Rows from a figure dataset
==*==

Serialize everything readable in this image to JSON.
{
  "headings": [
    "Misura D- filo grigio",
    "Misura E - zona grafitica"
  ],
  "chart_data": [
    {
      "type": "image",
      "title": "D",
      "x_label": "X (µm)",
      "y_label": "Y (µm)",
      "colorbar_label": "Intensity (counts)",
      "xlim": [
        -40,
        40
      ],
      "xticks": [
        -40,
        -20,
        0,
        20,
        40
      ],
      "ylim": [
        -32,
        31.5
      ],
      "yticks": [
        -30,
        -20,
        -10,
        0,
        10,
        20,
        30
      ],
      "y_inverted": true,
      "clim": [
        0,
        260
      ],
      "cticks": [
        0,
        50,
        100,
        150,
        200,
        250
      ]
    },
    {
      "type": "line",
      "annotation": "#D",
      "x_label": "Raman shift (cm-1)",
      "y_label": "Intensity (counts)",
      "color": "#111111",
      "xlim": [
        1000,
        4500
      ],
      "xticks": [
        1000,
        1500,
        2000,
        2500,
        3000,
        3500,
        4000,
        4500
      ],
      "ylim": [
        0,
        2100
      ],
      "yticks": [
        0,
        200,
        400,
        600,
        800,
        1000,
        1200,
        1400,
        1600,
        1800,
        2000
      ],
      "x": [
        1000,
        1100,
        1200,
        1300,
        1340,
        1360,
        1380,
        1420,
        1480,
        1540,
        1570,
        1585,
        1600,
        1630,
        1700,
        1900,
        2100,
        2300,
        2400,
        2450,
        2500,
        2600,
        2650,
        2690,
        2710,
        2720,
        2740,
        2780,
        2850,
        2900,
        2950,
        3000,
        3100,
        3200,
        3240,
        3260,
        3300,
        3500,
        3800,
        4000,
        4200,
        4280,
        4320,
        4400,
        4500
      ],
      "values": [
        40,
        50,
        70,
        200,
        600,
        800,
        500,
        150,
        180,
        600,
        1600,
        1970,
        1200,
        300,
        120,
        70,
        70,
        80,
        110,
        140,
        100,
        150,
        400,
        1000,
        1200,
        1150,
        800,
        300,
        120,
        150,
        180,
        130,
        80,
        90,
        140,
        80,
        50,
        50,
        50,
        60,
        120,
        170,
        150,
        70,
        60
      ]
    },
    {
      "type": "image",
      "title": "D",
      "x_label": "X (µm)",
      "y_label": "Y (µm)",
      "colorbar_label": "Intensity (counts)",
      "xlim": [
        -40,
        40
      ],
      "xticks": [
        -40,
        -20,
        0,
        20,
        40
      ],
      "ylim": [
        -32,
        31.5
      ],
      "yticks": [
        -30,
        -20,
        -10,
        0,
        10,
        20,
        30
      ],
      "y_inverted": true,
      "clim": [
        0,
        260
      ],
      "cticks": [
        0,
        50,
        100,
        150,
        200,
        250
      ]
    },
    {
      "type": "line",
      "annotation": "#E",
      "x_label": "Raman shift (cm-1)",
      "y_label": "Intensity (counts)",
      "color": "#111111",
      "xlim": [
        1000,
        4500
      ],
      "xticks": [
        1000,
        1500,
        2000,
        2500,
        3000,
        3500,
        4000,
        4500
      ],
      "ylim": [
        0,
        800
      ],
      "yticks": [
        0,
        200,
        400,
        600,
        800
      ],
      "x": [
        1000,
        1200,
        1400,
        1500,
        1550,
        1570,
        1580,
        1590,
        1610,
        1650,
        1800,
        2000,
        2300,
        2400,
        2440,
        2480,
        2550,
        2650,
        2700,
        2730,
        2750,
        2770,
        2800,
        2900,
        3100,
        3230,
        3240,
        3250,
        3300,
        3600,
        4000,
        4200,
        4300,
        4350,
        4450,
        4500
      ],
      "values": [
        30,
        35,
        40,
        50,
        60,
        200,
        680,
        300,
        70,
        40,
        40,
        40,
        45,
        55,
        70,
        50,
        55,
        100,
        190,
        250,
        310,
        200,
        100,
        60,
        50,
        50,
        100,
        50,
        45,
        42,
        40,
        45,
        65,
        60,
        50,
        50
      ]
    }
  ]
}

==*==

What you are asked to do: Set down each entry again, unchanged.

Task result:
Serialize everything readable in this image to JSON.
{
  "headings": [
    "Misura D- filo grigio",
    "Misura E - zona grafitica"
  ],
  "chart_data": [
    {
      "type": "image",
      "title": "D",
      "x_label": "X (µm)",
      "y_label": "Y (µm)",
      "colorbar_label": "Intensity (counts)",
      "xlim": [
        -40,
        40
      ],
      "xticks": [
        -40,
        -20,
        0,
        20,
        40
      ],
      "ylim": [
        -32,
        31.5
      ],
      "yticks": [
        -30,
        -20,
        -10,
        0,
        10,
        20,
        30
      ],
      "y_inverted": true,
      "clim": [
        0,
        260
      ],
      "cticks": [
        0,
        50,
        100,
        150,
        200,
        250
      ]
    },
    {
      "type": "line",
      "annotation": "#D",
      "x_label": "Raman shift (cm-1)",
      "y_label": "Intensity (counts)",
      "color": "#111111",
      "xlim": [
        1000,
        4500
      ],
      "xticks": [
        1000,
        1500,
        2000,
        2500,
        3000,
        3500,
        4000,
        4500
      ],
      "ylim": [
        0,
        2100
      ],
      "yticks": [
        0,
        200,
        400,
        600,
        800,
        1000,
        1200,
        1400,
        1600,
        1800,
        2000
      ],
      "x": [
        1000,
        1100,
        1200,
        1300,
        1340,
        1360,
        1380,
        1420,
        1480,
        1540,
        1570,
        1585,
        1600,
        1630,
        1700,
        1900,
        2100,
        2300,
        2400,
        2450,
        2500,
        2600,
        2650,
        2690,
        2710,
        2720,
        2740,
        2780,
        2850,
        2900,
        2950,
        3000,
        3100,
        3200,
        3240,
        3260,
        3300,
        3500,
        3800,
        4000,
        4200,
        4280,
        4320,
        4400,
        4500
      ],
      "values": [
        40,
        50,
        70,
        200,
        600,
        800,
        500,
        150,
        180,
        600,
        1600,
        1970,
        1200,
        300,
        120,
        70,
        70,
        80,
        110,
        140,
        100,
        150,
        400,
        1000,
        1200,
        1150,
        800,
        300,
        120,
        150,
        180,
        130,
        80,
        90,
        140,
        80,
        50,
        50,
        50,
        60,
        120,
        170,
        150,
        70,
        60
      ]
    },
    {
      "type": "image",
      "title": "D",
      "x_label": "X (µm)",
      "y_label": "Y (µm)",
      "colorbar_label": "Intensity (counts)",
      "xlim": [
        -40,
        40
      ],
      "xticks": [
        -40,
        -20,
        0,
        20,
        40
      ],
      "ylim": [
        -32,
        31.5
      ],
      "yticks": [
        -30,
        -20,
        -10,
        0,
        10,
        20,
        30
      ],
      "y_inverted": true,
      "clim": [
        0,
        260
      ],
      "cticks": [
        0,
        50,
        100,
        150,
        200,
        250
      ]
    },
    {
      "type": "line",
      "annotation": "#E",
      "x_label": "Raman shift (cm-1)",
      "y_label": "Intensity (counts)",
      "color": "#111111",
      "xlim": [
        1000,
        4500
      ],
      "xticks": [
        1000,
        1500,
        2000,
        2500,
        3000,
        3500,
        4000,
        4500
      ],
      "ylim": [
        0,
        800
      ],
      "yticks": [
        0,
        200,
        400,
        600,
        800
      ],
      "x": [
        1000,
        1200,
        1400,
        1500,
        1550,
        1570,
        1580,
        1590,
        1610,
        1650,
        1800,
        2000,
        2300,
        2400,
        2440,
        2480,
        2550,
        2650,
        2700,
        2730,
        2750,
        2770,
        2800,
        2900,
        3100,
        3230,
        3240,
        3250,
        3300,
        3600,
        4000,
        4200,
        4300,
        4350,
        4450,
        4500
      ],
      "values": [
        30,
        35,
        40,
        50,
        60,
        200,
        680,
        300,
        70,
        40,
        40,
        40,
        45,
        55,
        70,
        50,
        55,
        100,
        190,
        250,
        310,
        200,
        100,
        60,
        50,
        50,
        100,
        50,
        45,
        42,
        40,
        45,
        65,
        60,
        50,
        50
      ]
    }
  ]
}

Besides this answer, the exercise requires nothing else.